[Data records]
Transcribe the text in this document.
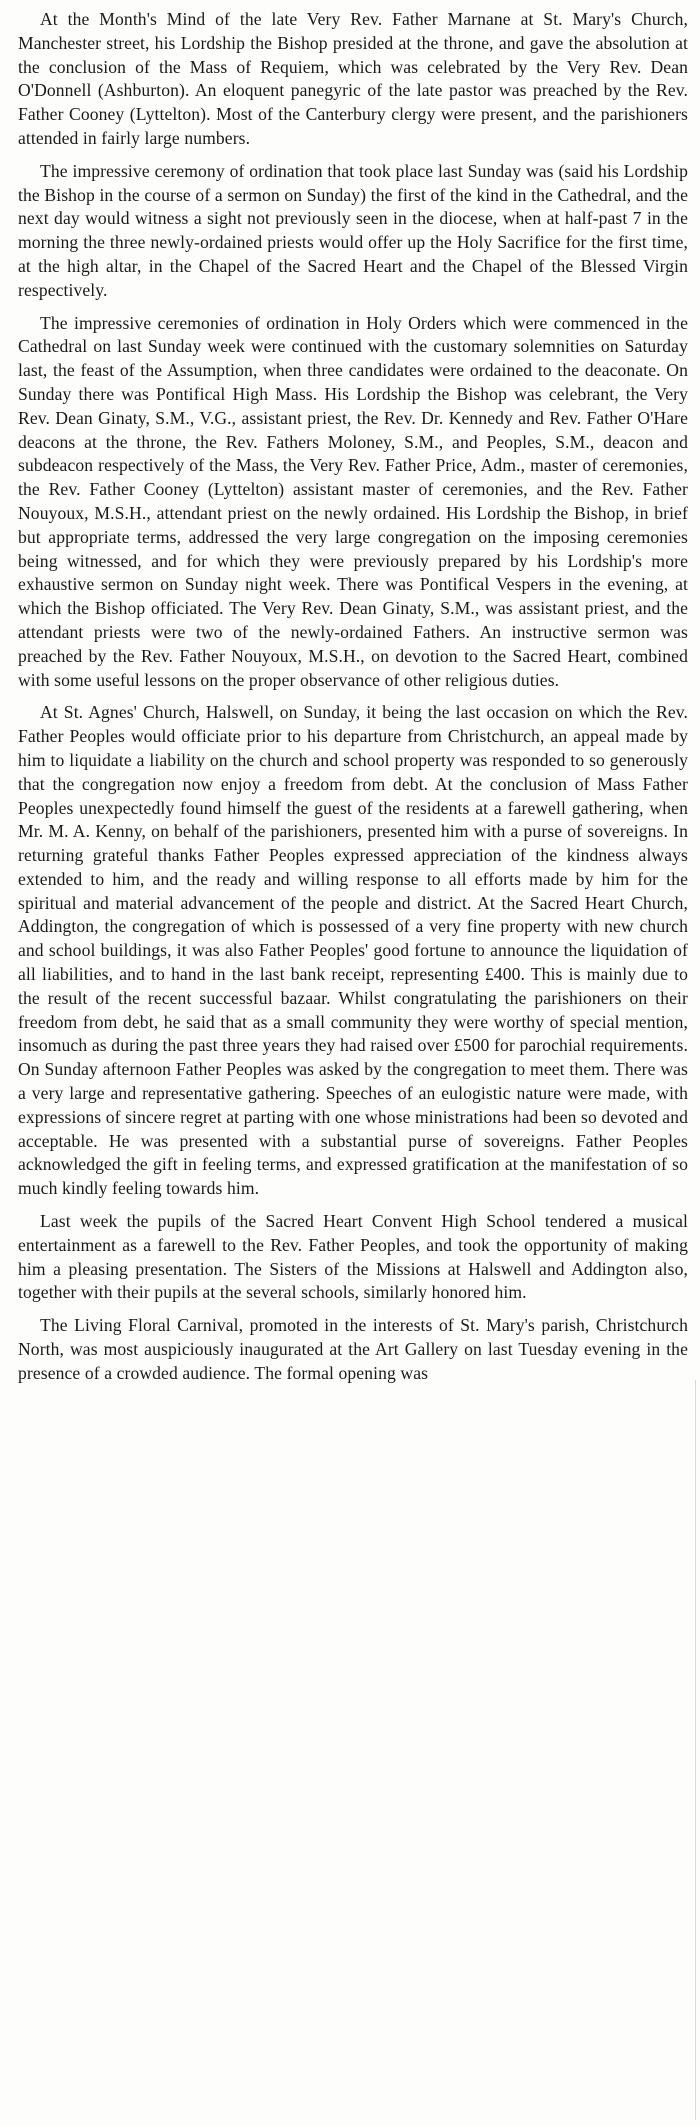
At the Month's Mind of the late Very Rev. Father Marnane at St. Mary's Church, Manchester street, his Lordship the Bishop presided at the throne, and gave the absolution at the conclusion of the Mass of Requiem, which was celebrated by the Very Rev. Dean O'Donnell (Ashburton). An eloquent panegyric of the late pastor was preached by the Rev. Father Cooney (Lyttelton). Most of the Canterbury clergy were present, and the parishioners attended in fairly large numbers.

The impressive ceremony of ordination that took place last Sunday was (said his Lordship the Bishop in the course of a sermon on Sunday) the first of the kind in the Cathedral, and the next day would witness a sight not previously seen in the diocese, when at half-past 7 in the morning the three newly-ordained priests would offer up the Holy Sacrifice for the first time, at the high altar, in the Chapel of the Sacred Heart and the Chapel of the Blessed Virgin respectively.

The impressive ceremonies of ordination in Holy Orders which were commenced in the Cathedral on last Sunday week were continued with the customary solemnities on Saturday last, the feast of the Assumption, when three candidates were ordained to the deaconate. On Sunday there was Pontifical High Mass. His Lordship the Bishop was celebrant, the Very Rev. Dean Ginaty, S.M., V.G., assistant priest, the Rev. Dr. Kennedy and Rev. Father O'Hare deacons at the throne, the Rev. Fathers Moloney, S.M., and Peoples, S.M., deacon and subdeacon respectively of the Mass, the Very Rev. Father Price, Adm., master of ceremonies, the Rev. Father Cooney (Lyttelton) assistant master of ceremonies, and the Rev. Father Nouyoux, M.S.H., attendant priest on the newly ordained. His Lordship the Bishop, in brief but appropriate terms, addressed the very large congregation on the imposing ceremonies being witnessed, and for which they were previously prepared by his Lordship's more exhaustive sermon on Sunday night week. There was Pontifical Vespers in the evening, at which the Bishop officiated. The Very Rev. Dean Ginaty, S.M., was assistant priest, and the attendant priests were two of the newly-ordained Fathers. An instructive sermon was preached by the Rev. Father Nouyoux, M.S.H., on devotion to the Sacred Heart, combined with some useful lessons on the proper observance of other religious duties.

At St. Agnes' Church, Halswell, on Sunday, it being the last occasion on which the Rev. Father Peoples would officiate prior to his departure from Christchurch, an appeal made by him to liquidate a liability on the church and school property was responded to so generously that the congregation now enjoy a freedom from debt. At the conclusion of Mass Father Peoples unexpectedly found himself the guest of the residents at a farewell gathering, when Mr. M. A. Kenny, on behalf of the parishioners, presented him with a purse of sovereigns. In returning grateful thanks Father Peoples expressed appreciation of the kindness always extended to him, and the ready and willing response to all efforts made by him for the spiritual and material advancement of the people and district. At the Sacred Heart Church, Addington, the congregation of which is possessed of a very fine property with new church and school buildings, it was also Father Peoples' good fortune to announce the liquidation of all liabilities, and to hand in the last bank receipt, representing £400. This is mainly due to the result of the recent successful bazaar. Whilst congratulating the parishioners on their freedom from debt, he said that as a small community they were worthy of special mention, insomuch as during the past three years they had raised over £500 for parochial requirements. On Sunday afternoon Father Peoples was asked by the congregation to meet them. There was a very large and representative gathering. Speeches of an eulogistic nature were made, with expressions of sincere regret at parting with one whose ministrations had been so devoted and acceptable. He was presented with a substantial purse of sovereigns. Father Peoples acknowledged the gift in feeling terms, and expressed gratification at the manifestation of so much kindly feeling towards him.

Last week the pupils of the Sacred Heart Convent High School tendered a musical entertainment as a farewell to the Rev. Father Peoples, and took the opportunity of making him a pleasing presentation. The Sisters of the Missions at Halswell and Addington also, together with their pupils at the several schools, similarly honored him.

The Living Floral Carnival, promoted in the interests of St. Mary's parish, Christchurch North, was most auspiciously inaugurated at the Art Gallery on last Tuesday evening in the presence of a crowded audience. The formal opening was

» **Your instructions**
Omit each picture, then return all of the listing exactly as it stands.

» **Result for this task**
Transcribe the text in this document.
At the Month's Mind of the late Very Rev. Father Marnane at St. Mary's Church, Manchester street, his Lordship the Bishop presided at the throne, and gave the absolution at the conclusion of the Mass of Requiem, which was celebrated by the Very Rev. Dean O'Donnell (Ashburton). An eloquent panegyric of the late pastor was preached by the Rev. Father Cooney (Lyttelton). Most of the Canterbury clergy were present, and the parishioners attended in fairly large numbers.

The impressive ceremony of ordination that took place last Sunday was (said his Lordship the Bishop in the course of a sermon on Sunday) the first of the kind in the Cathedral, and the next day would witness a sight not previously seen in the diocese, when at half-past 7 in the morning the three newly-ordained priests would offer up the Holy Sacrifice for the first time, at the high altar, in the Chapel of the Sacred Heart and the Chapel of the Blessed Virgin respectively.

The impressive ceremonies of ordination in Holy Orders which were commenced in the Cathedral on last Sunday week were continued with the customary solemnities on Saturday last, the feast of the Assumption, when three candidates were ordained to the deaconate. On Sunday there was Pontifical High Mass. His Lordship the Bishop was celebrant, the Very Rev. Dean Ginaty, S.M., V.G., assistant priest, the Rev. Dr. Kennedy and Rev. Father O'Hare deacons at the throne, the Rev. Fathers Moloney, S.M., and Peoples, S.M., deacon and subdeacon respectively of the Mass, the Very Rev. Father Price, Adm., master of ceremonies, the Rev. Father Cooney (Lyttelton) assistant master of ceremonies, and the Rev. Father Nouyoux, M.S.H., attendant priest on the newly ordained. His Lordship the Bishop, in brief but appropriate terms, addressed the very large congregation on the imposing ceremonies being witnessed, and for which they were previously prepared by his Lordship's more exhaustive sermon on Sunday night week. There was Pontifical Vespers in the evening, at which the Bishop officiated. The Very Rev. Dean Ginaty, S.M., was assistant priest, and the attendant priests were two of the newly-ordained Fathers. An instructive sermon was preached by the Rev. Father Nouyoux, M.S.H., on devotion to the Sacred Heart, combined with some useful lessons on the proper observance of other religious duties.

At St. Agnes' Church, Halswell, on Sunday, it being the last occasion on which the Rev. Father Peoples would officiate prior to his departure from Christchurch, an appeal made by him to liquidate a liability on the church and school property was responded to so generously that the congregation now enjoy a freedom from debt. At the conclusion of Mass Father Peoples unexpectedly found himself the guest of the residents at a farewell gathering, when Mr. M. A. Kenny, on behalf of the parishioners, presented him with a purse of sovereigns. In returning grateful thanks Father Peoples expressed appreciation of the kindness always extended to him, and the ready and willing response to all efforts made by him for the spiritual and material advancement of the people and district. At the Sacred Heart Church, Addington, the congregation of which is possessed of a very fine property with new church and school buildings, it was also Father Peoples' good fortune to announce the liquidation of all liabilities, and to hand in the last bank receipt, representing £400. This is mainly due to the result of the recent successful bazaar. Whilst congratulating the parishioners on their freedom from debt, he said that as a small community they were worthy of special mention, insomuch as during the past three years they had raised over £500 for parochial requirements. On Sunday afternoon Father Peoples was asked by the congregation to meet them. There was a very large and representative gathering. Speeches of an eulogistic nature were made, with expressions of sincere regret at parting with one whose ministrations had been so devoted and acceptable. He was presented with a substantial purse of sovereigns. Father Peoples acknowledged the gift in feeling terms, and expressed gratification at the manifestation of so much kindly feeling towards him.

Last week the pupils of the Sacred Heart Convent High School tendered a musical entertainment as a farewell to the Rev. Father Peoples, and took the opportunity of making him a pleasing presentation. The Sisters of the Missions at Halswell and Addington also, together with their pupils at the several schools, similarly honored him.

The Living Floral Carnival, promoted in the interests of St. Mary's parish, Christchurch North, was most auspiciously inaugurated at the Art Gallery on last Tuesday evening in the presence of a crowded audience. The formal opening was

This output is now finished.